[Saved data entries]
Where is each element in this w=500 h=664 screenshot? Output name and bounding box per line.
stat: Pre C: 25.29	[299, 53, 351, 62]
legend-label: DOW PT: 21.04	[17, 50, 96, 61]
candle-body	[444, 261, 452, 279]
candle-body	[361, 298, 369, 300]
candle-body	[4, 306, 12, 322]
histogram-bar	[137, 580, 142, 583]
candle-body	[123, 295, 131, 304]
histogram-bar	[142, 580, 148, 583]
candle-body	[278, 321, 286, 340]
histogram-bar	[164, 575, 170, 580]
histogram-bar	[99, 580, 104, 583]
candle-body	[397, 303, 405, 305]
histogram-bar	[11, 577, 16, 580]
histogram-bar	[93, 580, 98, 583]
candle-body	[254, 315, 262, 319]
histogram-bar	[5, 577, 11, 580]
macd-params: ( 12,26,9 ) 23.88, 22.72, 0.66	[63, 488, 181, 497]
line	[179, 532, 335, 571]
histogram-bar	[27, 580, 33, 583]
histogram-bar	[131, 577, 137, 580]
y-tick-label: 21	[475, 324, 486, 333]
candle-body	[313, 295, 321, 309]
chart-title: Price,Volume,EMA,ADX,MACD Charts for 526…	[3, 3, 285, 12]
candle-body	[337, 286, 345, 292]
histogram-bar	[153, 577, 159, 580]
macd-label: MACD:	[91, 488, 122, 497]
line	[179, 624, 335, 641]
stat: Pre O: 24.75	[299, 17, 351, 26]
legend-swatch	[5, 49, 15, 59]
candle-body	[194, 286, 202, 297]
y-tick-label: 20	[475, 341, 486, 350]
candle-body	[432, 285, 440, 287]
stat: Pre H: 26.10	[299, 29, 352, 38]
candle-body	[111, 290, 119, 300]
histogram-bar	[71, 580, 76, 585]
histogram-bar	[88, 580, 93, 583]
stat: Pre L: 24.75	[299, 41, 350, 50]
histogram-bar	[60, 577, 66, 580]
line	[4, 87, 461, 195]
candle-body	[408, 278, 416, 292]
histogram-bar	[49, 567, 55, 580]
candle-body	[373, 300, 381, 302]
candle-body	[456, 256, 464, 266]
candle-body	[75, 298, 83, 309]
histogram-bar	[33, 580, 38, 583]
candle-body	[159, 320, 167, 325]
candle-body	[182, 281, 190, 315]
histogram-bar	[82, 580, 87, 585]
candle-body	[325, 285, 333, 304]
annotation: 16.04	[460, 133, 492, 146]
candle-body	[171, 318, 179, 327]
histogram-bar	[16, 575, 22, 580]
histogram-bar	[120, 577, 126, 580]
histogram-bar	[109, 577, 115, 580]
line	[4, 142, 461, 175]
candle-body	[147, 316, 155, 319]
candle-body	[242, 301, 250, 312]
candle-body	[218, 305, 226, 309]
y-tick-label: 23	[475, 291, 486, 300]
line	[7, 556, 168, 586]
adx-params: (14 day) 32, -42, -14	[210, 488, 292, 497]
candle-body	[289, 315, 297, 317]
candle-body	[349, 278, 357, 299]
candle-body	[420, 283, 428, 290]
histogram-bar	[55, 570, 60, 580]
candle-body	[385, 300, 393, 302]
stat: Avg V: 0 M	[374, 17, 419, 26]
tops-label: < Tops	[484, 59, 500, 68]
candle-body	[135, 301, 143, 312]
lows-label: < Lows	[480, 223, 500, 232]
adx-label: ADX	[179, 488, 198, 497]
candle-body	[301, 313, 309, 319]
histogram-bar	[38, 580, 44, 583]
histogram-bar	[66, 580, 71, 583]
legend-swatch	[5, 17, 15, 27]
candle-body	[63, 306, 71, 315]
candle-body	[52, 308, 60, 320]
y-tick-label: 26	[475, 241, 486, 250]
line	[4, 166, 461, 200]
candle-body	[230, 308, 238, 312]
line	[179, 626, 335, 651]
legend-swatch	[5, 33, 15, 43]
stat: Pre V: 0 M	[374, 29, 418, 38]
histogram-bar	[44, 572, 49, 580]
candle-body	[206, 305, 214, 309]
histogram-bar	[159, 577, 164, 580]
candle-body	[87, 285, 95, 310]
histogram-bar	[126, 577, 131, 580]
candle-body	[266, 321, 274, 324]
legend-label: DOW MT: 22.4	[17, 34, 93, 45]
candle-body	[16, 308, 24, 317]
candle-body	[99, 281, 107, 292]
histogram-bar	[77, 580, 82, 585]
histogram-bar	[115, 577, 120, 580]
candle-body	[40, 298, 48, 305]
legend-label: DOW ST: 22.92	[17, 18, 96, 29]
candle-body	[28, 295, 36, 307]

Task objective — Copy out all the items above, line for line, with nothing changed.

Task answer —
Where is each element in this w=500 h=664 screenshot? Output name and bounding box per line.
stat: Pre C: 25.29	[299, 53, 351, 62]
legend-label: DOW PT: 21.04	[17, 50, 96, 61]
candle-body	[444, 261, 452, 279]
candle-body	[361, 298, 369, 300]
candle-body	[4, 306, 12, 322]
histogram-bar	[137, 580, 142, 583]
candle-body	[123, 295, 131, 304]
histogram-bar	[142, 580, 148, 583]
candle-body	[278, 321, 286, 340]
histogram-bar	[164, 575, 170, 580]
histogram-bar	[99, 580, 104, 583]
candle-body	[397, 303, 405, 305]
histogram-bar	[11, 577, 16, 580]
histogram-bar	[93, 580, 98, 583]
candle-body	[254, 315, 262, 319]
histogram-bar	[5, 577, 11, 580]
macd-params: ( 12,26,9 ) 23.88, 22.72, 0.66	[63, 488, 181, 497]
line	[179, 532, 335, 571]
histogram-bar	[27, 580, 33, 583]
histogram-bar	[131, 577, 137, 580]
y-tick-label: 21	[475, 324, 486, 333]
candle-body	[313, 295, 321, 309]
chart-title: Price,Volume,EMA,ADX,MACD Charts for 526…	[3, 3, 285, 12]
candle-body	[337, 286, 345, 292]
histogram-bar	[153, 577, 159, 580]
macd-label: MACD:	[91, 488, 122, 497]
line	[179, 624, 335, 641]
stat: Pre O: 24.75	[299, 17, 351, 26]
legend-swatch	[5, 49, 15, 59]
candle-body	[194, 286, 202, 297]
y-tick-label: 20	[475, 341, 486, 350]
candle-body	[432, 285, 440, 287]
stat: Pre H: 26.10	[299, 29, 352, 38]
candle-body	[111, 290, 119, 300]
histogram-bar	[71, 580, 76, 585]
histogram-bar	[88, 580, 93, 583]
stat: Pre L: 24.75	[299, 41, 350, 50]
histogram-bar	[60, 577, 66, 580]
line	[4, 87, 461, 195]
candle-body	[408, 278, 416, 292]
histogram-bar	[49, 567, 55, 580]
candle-body	[373, 300, 381, 302]
candle-body	[456, 256, 464, 266]
candle-body	[75, 298, 83, 309]
histogram-bar	[33, 580, 38, 583]
candle-body	[159, 320, 167, 325]
candle-body	[182, 281, 190, 315]
histogram-bar	[82, 580, 87, 585]
candle-body	[325, 285, 333, 304]
annotation: 16.04	[460, 133, 492, 146]
candle-body	[171, 318, 179, 327]
histogram-bar	[16, 575, 22, 580]
histogram-bar	[120, 577, 126, 580]
histogram-bar	[109, 577, 115, 580]
line	[4, 142, 461, 175]
candle-body	[147, 316, 155, 319]
candle-body	[242, 301, 250, 312]
candle-body	[218, 305, 226, 309]
y-tick-label: 23	[475, 291, 486, 300]
line	[7, 556, 168, 586]
adx-params: (14 day) 32, -42, -14	[210, 488, 292, 497]
candle-body	[289, 315, 297, 317]
candle-body	[349, 278, 357, 299]
candle-body	[420, 283, 428, 290]
histogram-bar	[55, 570, 60, 580]
candle-body	[385, 300, 393, 302]
stat: Avg V: 0 M	[374, 17, 419, 26]
tops-label: < Tops	[484, 59, 500, 68]
candle-body	[135, 301, 143, 312]
lows-label: < Lows	[480, 223, 500, 232]
adx-label: ADX	[179, 488, 198, 497]
candle-body	[301, 313, 309, 319]
histogram-bar	[38, 580, 44, 583]
histogram-bar	[66, 580, 71, 583]
legend-swatch	[5, 17, 15, 27]
candle-body	[63, 306, 71, 315]
candle-body	[52, 308, 60, 320]
y-tick-label: 26	[475, 241, 486, 250]
line	[4, 166, 461, 200]
candle-body	[230, 308, 238, 312]
line	[179, 626, 335, 651]
legend-swatch	[5, 33, 15, 43]
stat: Pre V: 0 M	[374, 29, 418, 38]
histogram-bar	[44, 572, 49, 580]
candle-body	[206, 305, 214, 309]
histogram-bar	[159, 577, 164, 580]
candle-body	[87, 285, 95, 310]
histogram-bar	[126, 577, 131, 580]
candle-body	[266, 321, 274, 324]
legend-label: DOW MT: 22.4	[17, 34, 93, 45]
candle-body	[16, 308, 24, 317]
candle-body	[99, 281, 107, 292]
histogram-bar	[77, 580, 82, 585]
histogram-bar	[115, 577, 120, 580]
candle-body	[40, 298, 48, 305]
legend-label: DOW ST: 22.92	[17, 18, 96, 29]
candle-body	[28, 295, 36, 307]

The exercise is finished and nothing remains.